* _EXTRACT_

+ + + + + + +

I think that after creating, the graph should be stored inside a PipeLearner class.

As we discuss, it will be required that the last node will be a Learner so it's parameters like task_type and predict_types will be copied to PipeLearner. Other parameters like packages will be gathered during the initialization of the object.

The object will created by passing the first node of the graph, or by passing the list of PipeOp: PipelineLearner$new(list(op1, op2, op3)).

The train method will call the trainGraph function.

I'm still thinking how to manage the parameters for each node.

Use case: Bagging


Use case: Bagging


k = 100
op1 = PipeOpNULL$new()
op2 = PipeOpDownSample$new(rate = 0.6)
ops2 = repop(k, op2) # Auto-set Ids? # replicate with s3?
op3 = PipeOpLearner$new("classif.rpart")
ops3 = repop(k, op3)
op4 = PipeOpEnsembleAverage$new() # der muss halt wissen dass nur vorher learner nimmt als input

g1 = GraphNode$new(op1)
gs2 = lapply(ops2, GraphNode$new)
gs3 = lapply(ops3, GraphNode$new)

g1$set_next(gs2)
for (i in 1:k)
  gs2[[i]]$set_next(gs3[[i]])
g4$set_prev(gs3)

can we write the above in a shorter, better way?

op1 = PipeOpNULL$new()
op2 = PipeOpDownSample$new(rate = 0.6)
op3 = PipeOpLearner$new("classif.rpart")
op4 = PipeOpEnsembleAverage$new()

Pipeline$new(list(op1, rep(k, op2), rep(k, op3), op4))

My comments:

I think this is a very important stuff for the whole project. I bet that making bagging easy to define using the pipeline will make the whole functionality easy to use.

+ + + + + + +

Data excerpts:
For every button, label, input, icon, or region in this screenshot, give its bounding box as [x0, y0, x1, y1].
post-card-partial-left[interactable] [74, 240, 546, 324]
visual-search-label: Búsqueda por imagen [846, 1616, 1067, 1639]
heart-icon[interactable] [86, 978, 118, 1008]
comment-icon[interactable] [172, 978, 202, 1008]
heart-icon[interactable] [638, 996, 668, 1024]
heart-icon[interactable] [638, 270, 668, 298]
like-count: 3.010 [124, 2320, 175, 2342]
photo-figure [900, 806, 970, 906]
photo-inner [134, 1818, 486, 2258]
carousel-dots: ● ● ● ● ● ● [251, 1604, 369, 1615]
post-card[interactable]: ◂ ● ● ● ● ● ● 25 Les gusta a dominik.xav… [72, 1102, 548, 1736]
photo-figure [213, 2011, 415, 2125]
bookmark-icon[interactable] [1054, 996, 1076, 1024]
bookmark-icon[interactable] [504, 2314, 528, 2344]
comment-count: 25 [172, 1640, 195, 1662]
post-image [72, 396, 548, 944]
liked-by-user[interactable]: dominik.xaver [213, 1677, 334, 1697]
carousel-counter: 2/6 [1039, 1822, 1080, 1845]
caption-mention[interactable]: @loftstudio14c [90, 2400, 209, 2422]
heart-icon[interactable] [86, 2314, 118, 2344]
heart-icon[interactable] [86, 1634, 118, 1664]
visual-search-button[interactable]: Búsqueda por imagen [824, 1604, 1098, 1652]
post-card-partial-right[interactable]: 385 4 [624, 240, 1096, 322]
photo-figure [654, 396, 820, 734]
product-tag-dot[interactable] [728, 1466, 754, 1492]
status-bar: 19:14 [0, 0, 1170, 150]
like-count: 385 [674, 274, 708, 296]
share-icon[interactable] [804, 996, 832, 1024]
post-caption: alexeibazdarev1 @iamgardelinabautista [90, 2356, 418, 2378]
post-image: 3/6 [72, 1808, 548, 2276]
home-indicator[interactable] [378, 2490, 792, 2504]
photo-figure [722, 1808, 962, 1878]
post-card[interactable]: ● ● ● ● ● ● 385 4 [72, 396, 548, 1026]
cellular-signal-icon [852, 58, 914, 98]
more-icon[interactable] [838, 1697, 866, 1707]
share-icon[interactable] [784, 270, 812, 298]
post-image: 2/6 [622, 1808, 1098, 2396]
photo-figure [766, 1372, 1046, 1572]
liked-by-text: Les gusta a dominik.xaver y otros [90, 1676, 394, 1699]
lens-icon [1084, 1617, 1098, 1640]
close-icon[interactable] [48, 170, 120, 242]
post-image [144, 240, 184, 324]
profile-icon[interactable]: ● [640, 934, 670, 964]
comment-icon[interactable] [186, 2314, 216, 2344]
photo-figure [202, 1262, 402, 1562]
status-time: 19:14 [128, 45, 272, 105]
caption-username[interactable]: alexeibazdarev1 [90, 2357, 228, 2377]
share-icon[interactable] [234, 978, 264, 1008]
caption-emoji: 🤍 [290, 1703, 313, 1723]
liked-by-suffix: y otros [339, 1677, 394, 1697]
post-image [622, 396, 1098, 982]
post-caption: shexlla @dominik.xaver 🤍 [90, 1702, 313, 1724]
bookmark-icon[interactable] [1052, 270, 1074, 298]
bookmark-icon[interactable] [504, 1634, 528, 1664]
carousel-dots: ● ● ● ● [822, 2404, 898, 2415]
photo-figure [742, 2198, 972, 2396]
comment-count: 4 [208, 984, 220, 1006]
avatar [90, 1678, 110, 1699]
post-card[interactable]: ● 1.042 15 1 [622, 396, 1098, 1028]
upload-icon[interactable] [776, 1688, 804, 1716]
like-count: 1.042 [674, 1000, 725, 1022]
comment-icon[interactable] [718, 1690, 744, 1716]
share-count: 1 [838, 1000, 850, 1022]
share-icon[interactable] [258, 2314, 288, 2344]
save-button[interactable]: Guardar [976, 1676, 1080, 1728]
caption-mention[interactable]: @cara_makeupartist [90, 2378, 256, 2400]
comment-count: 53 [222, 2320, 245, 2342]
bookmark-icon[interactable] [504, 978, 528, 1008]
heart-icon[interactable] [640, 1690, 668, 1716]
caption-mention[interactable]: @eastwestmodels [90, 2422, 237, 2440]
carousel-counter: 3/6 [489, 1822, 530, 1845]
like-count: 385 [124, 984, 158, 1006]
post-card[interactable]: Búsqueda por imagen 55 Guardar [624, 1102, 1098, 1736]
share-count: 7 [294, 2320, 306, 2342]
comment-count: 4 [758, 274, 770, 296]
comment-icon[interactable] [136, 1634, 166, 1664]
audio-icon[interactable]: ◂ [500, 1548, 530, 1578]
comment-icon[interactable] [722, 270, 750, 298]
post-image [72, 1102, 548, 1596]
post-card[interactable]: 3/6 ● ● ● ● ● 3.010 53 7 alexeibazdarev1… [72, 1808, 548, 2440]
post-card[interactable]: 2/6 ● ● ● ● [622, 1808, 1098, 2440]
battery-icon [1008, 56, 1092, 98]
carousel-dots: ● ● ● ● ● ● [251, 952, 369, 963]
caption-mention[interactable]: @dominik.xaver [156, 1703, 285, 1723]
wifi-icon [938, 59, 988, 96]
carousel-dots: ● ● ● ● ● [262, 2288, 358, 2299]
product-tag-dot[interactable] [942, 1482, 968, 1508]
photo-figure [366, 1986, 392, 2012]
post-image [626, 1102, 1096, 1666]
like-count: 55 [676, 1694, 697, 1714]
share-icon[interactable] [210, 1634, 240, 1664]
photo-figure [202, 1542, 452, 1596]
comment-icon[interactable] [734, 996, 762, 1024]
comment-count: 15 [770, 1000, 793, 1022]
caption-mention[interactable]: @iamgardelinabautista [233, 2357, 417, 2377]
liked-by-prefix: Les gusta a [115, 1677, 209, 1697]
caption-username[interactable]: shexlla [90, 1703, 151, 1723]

+ + + + + + +

* _WORK ORDER_
Resume the discussion of building a bagging pipeline, starting after its final sentence.

* _ANSWER SPACE_
Let's start with Pipeline$new(list(op1, rep(k, op2), rep(k, op3), op4)). I think it would be better to rephrase this as:

p1 <- Pipeline$new(list(op2, op3))
Pipeline$new(list(op1, rep(k, p1), op4))

# or using some sugar
op1 %>>% rep(k, op2 %>>% op3) %>>% op4

It might be a bit easier to reason about because we know which part will be replicated, and we don't need to worry about the sizes of op2 and op3.

     B1->C1 \
A -> B2->C2 -> D
     B3->C3 /

Probably we need to define what happens when the Node has multiple predecessors. For me, the most natural way is to bind their results together and send them to the next node (but what happens when one of the previous nodes returns SparseMatrix and the second data.frame? I don't know now).

So

A \
B --> D
C /

So in that case, D gets all the results from all previous nodes.

The more interesting problem is when there are multiple successors.

A \   X
B --> Y
C /   Z

Probably the easiest solution is that each node X, Y, Z gets as input all results from previous nodes. So when the nodes lists of nodes will be concatenated it will set all the nodes from the first list as predecessors of the nodes from the second list.

Probably the method name set_prev should be renamed to add_prev, because each node will be able to have multiple predecessors.

So we can rephrase the previous example in the pseudo code as a:

p1 <- list(A, B, C)
p2 <- list(X, Y, Z)
op3 <- ...

Pipeline$new(list(p1, p2, op3))
## It will cause to call the
X$add_prev(A); X$add_prev(B); X$add_prev(C)
Y$add_prev(A); Y$add_prev(B); Y$add_prev(C)
Z$add_prev(A); Z$add_prev(B); Z$add_prev(C)
... operations for op3

# when the size of p1 is not equal to p2
# it works the same way
p1 <- list(A, B, C)
p2 <- list(X, Y)
op3 <- ...

Pipeline$new(list(p1, p2, op3))
X$add_prev(A); X$add_prev(B); X$add_prev(C)
Y$add_prev(A); Y$add_prev(B); Y$add_prev(C)
... operations for op3

Reinstantiating classes

So as I understand it, we require to re-instantiate a new task after manipulating the data in the PipeOp's.
I guess it would make sense to have helper functions for this, as in most cases task type and target etc. will stay the same.

Does anybody see a better alternative?